**What to work on:** Reproduce the lines of the data below without any change, starting at the line that contains "table-row: San Luis" and ending at the line that contains "139, 798, 160]", including both of those lines.

**Entries provided:**
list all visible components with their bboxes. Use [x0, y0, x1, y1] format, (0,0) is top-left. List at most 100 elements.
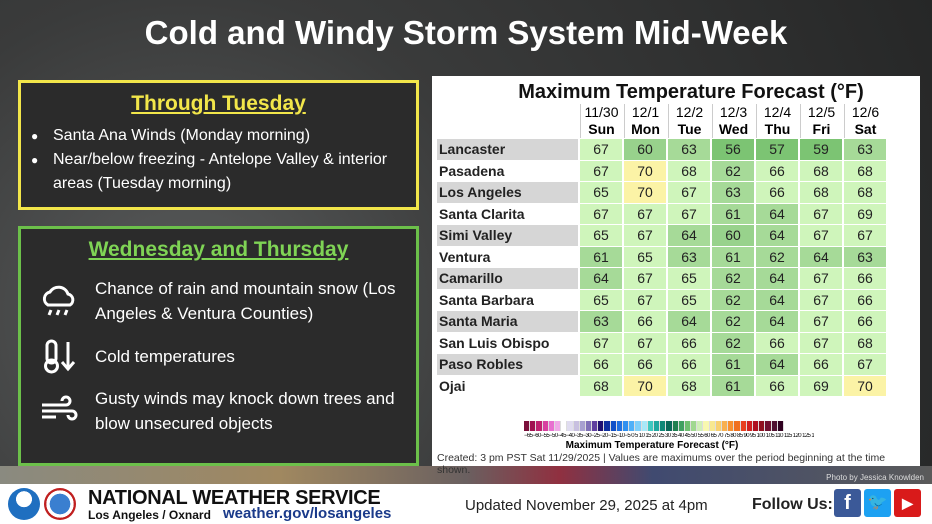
table-row: San Luis Obispo 67 67 66 62 66 67 68	[437, 332, 886, 353]
temp-cell: 67	[668, 182, 710, 203]
legend-swatch	[554, 421, 562, 431]
date-label: 12/3	[719, 104, 748, 120]
temp-cell: 68	[800, 160, 842, 181]
temp-cell: 66	[624, 311, 666, 332]
temp-cell: 67	[800, 332, 842, 353]
legend-swatch	[740, 421, 747, 431]
temp-cell: 64	[756, 203, 798, 224]
forecast-table: 11/30 Sun 12/1 Mon 12/2 Tue 12/3 Wed 12/4 Thu 12/5…	[435, 103, 888, 397]
legend-swatch	[598, 421, 605, 431]
noaa-logo	[8, 488, 40, 520]
city-name: Paso Robles	[437, 354, 578, 375]
temp-cell: 63	[668, 246, 710, 267]
temp-cell: 67	[668, 203, 710, 224]
through-tuesday-heading: Through Tuesday	[131, 92, 306, 115]
temp-cell: 67	[800, 225, 842, 246]
legend-swatch	[542, 421, 549, 431]
temp-cell: 66	[668, 354, 710, 375]
temp-cell: 64	[756, 268, 798, 289]
temp-cell: 67	[800, 289, 842, 310]
legend-swatch	[752, 421, 760, 431]
legend-swatch	[697, 421, 704, 431]
temp-cell: 63	[712, 182, 754, 203]
temp-cell: 68	[844, 182, 886, 203]
legend-swatch	[592, 421, 599, 431]
temp-cell: 67	[800, 311, 842, 332]
temp-cell: 70	[624, 182, 666, 203]
twitter-icon[interactable]: 🐦	[864, 489, 891, 517]
temp-cell: 60	[624, 139, 666, 160]
facebook-icon[interactable]: f	[834, 489, 861, 517]
temp-cell: 70	[844, 375, 886, 396]
temp-cell: 64	[668, 311, 710, 332]
table-row: Los Angeles 65 70 67 63 66 68 68	[437, 182, 886, 203]
temp-cell: 57	[756, 139, 798, 160]
website-link[interactable]: weather.gov/losangeles	[223, 505, 392, 522]
temp-cell: 66	[668, 332, 710, 353]
column-header: 12/2 Tue	[668, 104, 710, 138]
column-header: 12/1 Mon	[624, 104, 666, 138]
temp-cell: 67	[800, 268, 842, 289]
table-row: Simi Valley 65 67 64 60 64 67 67	[437, 225, 886, 246]
date-label: 12/2	[675, 104, 704, 120]
created-note: Created: 3 pm PST Sat 11/29/2025 | Value…	[437, 452, 886, 476]
cold-thermometer-icon	[44, 339, 76, 374]
rain-cloud-icon	[42, 285, 75, 316]
temp-cell: 70	[624, 375, 666, 396]
temp-cell: 59	[800, 139, 842, 160]
legend-swatch	[524, 421, 531, 431]
column-header: 12/5 Fri	[800, 104, 842, 138]
table-row: Paso Robles 66 66 66 61 64 66 67	[437, 354, 886, 375]
wind-icon	[42, 395, 78, 421]
temp-cell: 64	[756, 311, 798, 332]
temp-cell: 61	[712, 203, 754, 224]
day-label: Wed	[718, 121, 749, 137]
temp-cell: 60	[712, 225, 754, 246]
temp-cell: 64	[580, 268, 622, 289]
legend-swatch	[573, 421, 580, 431]
temp-cell: 67	[580, 139, 622, 160]
youtube-icon[interactable]: ▶	[894, 489, 921, 517]
legend-ticks: −65−60−55−50−45−40−35−30−25−20−15−10−5 0…	[524, 433, 814, 439]
legend-swatch	[777, 421, 784, 431]
temp-cell: 65	[580, 225, 622, 246]
column-header: 11/30 Sun	[580, 104, 622, 138]
date-label: 12/1	[631, 104, 660, 120]
legend-swatch	[635, 421, 642, 431]
temp-cell: 68	[668, 160, 710, 181]
column-header: 12/6 Sat	[844, 104, 886, 138]
day-label: Fri	[812, 121, 831, 137]
city-name: Lancaster	[437, 139, 578, 160]
temp-cell: 64	[756, 225, 798, 246]
table-row: Lancaster 67 60 63 56 57 59 63	[437, 139, 886, 160]
temp-cell: 65	[668, 289, 710, 310]
legend-swatch	[734, 421, 741, 431]
legend-swatch	[728, 421, 735, 431]
wed-thu-box: Wednesday and Thursday Chance of rain an…	[18, 226, 419, 466]
city-name: Camarillo	[437, 268, 578, 289]
temp-cell: 63	[844, 246, 886, 267]
city-name: Ojai	[439, 377, 466, 394]
temp-cell: 65	[668, 268, 710, 289]
bullet-item: Near/below freezing - Antelope Valley & …	[31, 148, 416, 196]
temp-cell: 56	[712, 139, 754, 160]
legend-swatch	[579, 421, 586, 431]
day-label: Sun	[588, 121, 615, 137]
forecast-panel: Maximum Temperature Forecast (°F) 11/30 S…	[432, 76, 920, 476]
through-tuesday-box: Through Tuesday Santa Ana Winds (Monday …	[18, 80, 419, 210]
temp-cell: 68	[580, 375, 622, 396]
temp-cell: 64	[800, 246, 842, 267]
temp-cell: 70	[624, 160, 666, 181]
legend-swatch	[715, 421, 722, 431]
legend-swatch	[567, 421, 574, 431]
city-name: Ventura	[439, 248, 491, 265]
temp-cell: 66	[756, 182, 798, 203]
bullet-item: Santa Ana Winds (Monday morning)	[31, 124, 416, 148]
legend-swatch	[530, 421, 537, 431]
legend-swatch	[666, 421, 673, 431]
temp-cell: 66	[756, 160, 798, 181]
temp-cell: 62	[712, 268, 754, 289]
legend-swatch	[759, 421, 766, 431]
temp-cell: 64	[756, 289, 798, 310]
city-name: Los Angeles	[437, 182, 578, 203]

**Written reply:**
table-row: San Luis Obispo 67 67 66 62 66 67 68	[437, 332, 886, 353]
temp-cell: 67	[668, 182, 710, 203]
legend-swatch	[554, 421, 562, 431]
date-label: 12/3	[719, 104, 748, 120]
temp-cell: 68	[800, 160, 842, 181]
temp-cell: 66	[624, 311, 666, 332]
temp-cell: 67	[800, 332, 842, 353]
legend-swatch	[740, 421, 747, 431]
temp-cell: 64	[756, 203, 798, 224]
forecast-table: 11/30 Sun 12/1 Mon 12/2 Tue 12/3 Wed 12/4 Thu 12/5…	[435, 103, 888, 397]
legend-swatch	[598, 421, 605, 431]
noaa-logo	[8, 488, 40, 520]
city-name: Paso Robles	[437, 354, 578, 375]
temp-cell: 63	[668, 246, 710, 267]
temp-cell: 67	[668, 203, 710, 224]
through-tuesday-heading: Through Tuesday	[131, 92, 306, 115]
temp-cell: 67	[800, 225, 842, 246]
legend-swatch	[542, 421, 549, 431]
temp-cell: 66	[668, 354, 710, 375]
temp-cell: 64	[756, 268, 798, 289]
temp-cell: 67	[800, 289, 842, 310]
legend-swatch	[752, 421, 760, 431]
legend-swatch	[697, 421, 704, 431]
temp-cell: 63	[712, 182, 754, 203]
temp-cell: 68	[844, 182, 886, 203]
legend-swatch	[592, 421, 599, 431]
temp-cell: 67	[800, 311, 842, 332]
temp-cell: 70	[624, 182, 666, 203]
twitter-icon[interactable]: 🐦	[864, 489, 891, 517]
temp-cell: 60	[624, 139, 666, 160]
facebook-icon[interactable]: f	[834, 489, 861, 517]
temp-cell: 70	[844, 375, 886, 396]
temp-cell: 64	[668, 311, 710, 332]
table-row: Los Angeles 65 70 67 63 66 68 68	[437, 182, 886, 203]
temp-cell: 57	[756, 139, 798, 160]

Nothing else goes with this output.